==== Entries shown

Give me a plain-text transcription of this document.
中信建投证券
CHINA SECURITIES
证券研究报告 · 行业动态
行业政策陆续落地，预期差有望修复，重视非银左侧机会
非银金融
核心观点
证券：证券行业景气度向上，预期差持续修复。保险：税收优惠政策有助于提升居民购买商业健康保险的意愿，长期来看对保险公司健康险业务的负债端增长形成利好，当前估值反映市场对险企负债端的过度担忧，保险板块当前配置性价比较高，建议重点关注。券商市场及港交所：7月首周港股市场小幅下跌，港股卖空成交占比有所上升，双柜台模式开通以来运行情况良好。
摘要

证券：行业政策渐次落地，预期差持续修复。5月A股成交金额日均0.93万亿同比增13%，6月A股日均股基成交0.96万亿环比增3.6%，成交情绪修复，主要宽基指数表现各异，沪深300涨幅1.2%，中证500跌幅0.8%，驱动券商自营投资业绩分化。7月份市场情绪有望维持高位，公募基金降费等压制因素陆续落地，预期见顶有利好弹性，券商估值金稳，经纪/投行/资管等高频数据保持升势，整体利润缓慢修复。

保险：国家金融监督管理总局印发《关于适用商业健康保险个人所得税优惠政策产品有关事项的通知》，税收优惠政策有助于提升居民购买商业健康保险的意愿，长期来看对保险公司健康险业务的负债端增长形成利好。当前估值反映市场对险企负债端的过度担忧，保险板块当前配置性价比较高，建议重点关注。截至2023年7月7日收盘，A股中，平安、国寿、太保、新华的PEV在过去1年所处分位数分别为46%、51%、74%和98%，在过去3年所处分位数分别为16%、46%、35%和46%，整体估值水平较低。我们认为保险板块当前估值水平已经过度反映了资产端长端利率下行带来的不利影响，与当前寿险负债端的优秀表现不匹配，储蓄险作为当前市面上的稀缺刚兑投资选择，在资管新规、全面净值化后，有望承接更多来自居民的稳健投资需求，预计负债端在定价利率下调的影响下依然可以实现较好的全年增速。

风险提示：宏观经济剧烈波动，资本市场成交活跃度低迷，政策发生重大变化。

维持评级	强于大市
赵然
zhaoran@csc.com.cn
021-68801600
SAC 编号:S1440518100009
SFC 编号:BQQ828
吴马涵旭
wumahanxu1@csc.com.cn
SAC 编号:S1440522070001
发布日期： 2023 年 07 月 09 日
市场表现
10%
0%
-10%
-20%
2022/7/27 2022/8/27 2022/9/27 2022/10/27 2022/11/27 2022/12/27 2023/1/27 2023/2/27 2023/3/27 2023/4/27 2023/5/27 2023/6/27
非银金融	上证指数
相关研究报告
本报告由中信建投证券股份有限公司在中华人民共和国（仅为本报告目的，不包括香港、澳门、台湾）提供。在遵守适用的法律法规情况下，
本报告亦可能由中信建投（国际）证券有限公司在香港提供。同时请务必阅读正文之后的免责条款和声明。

========

Scan the material above for the string "预期差持续修复" and report each line where you find it.

The completed task
证券：证券行业景气度向上，预期差持续修复。保险：税收优惠政策有助于提升居民购买商业健康保险的意愿，长期来看对保险公司健康险业务的负债端增长形成利好，当前估值反映市场对险企负债端的过度担忧，保险板块当前配置性价比较高，建议重点关注。券商市场及港交所：7月首周港股市场小幅下跌，港股卖空成交占比有所上升，双柜台模式开通以来运行情况良好。
证券：行业政策渐次落地，预期差持续修复。5月A股成交金额日均0.93万亿同比增13%，6月A股日均股基成交0.96万亿环比增3.6%，成交情绪修复，主要宽基指数表现各异，沪深300涨幅1.2%，中证500跌幅0.8%，驱动券商自营投资业绩分化。7月份市场情绪有望维持高位，公募基金降费等压制因素陆续落地，预期见顶有利好弹性，券商估值金稳，经纪/投行/资管等高频数据保持升势，整体利润缓慢修复。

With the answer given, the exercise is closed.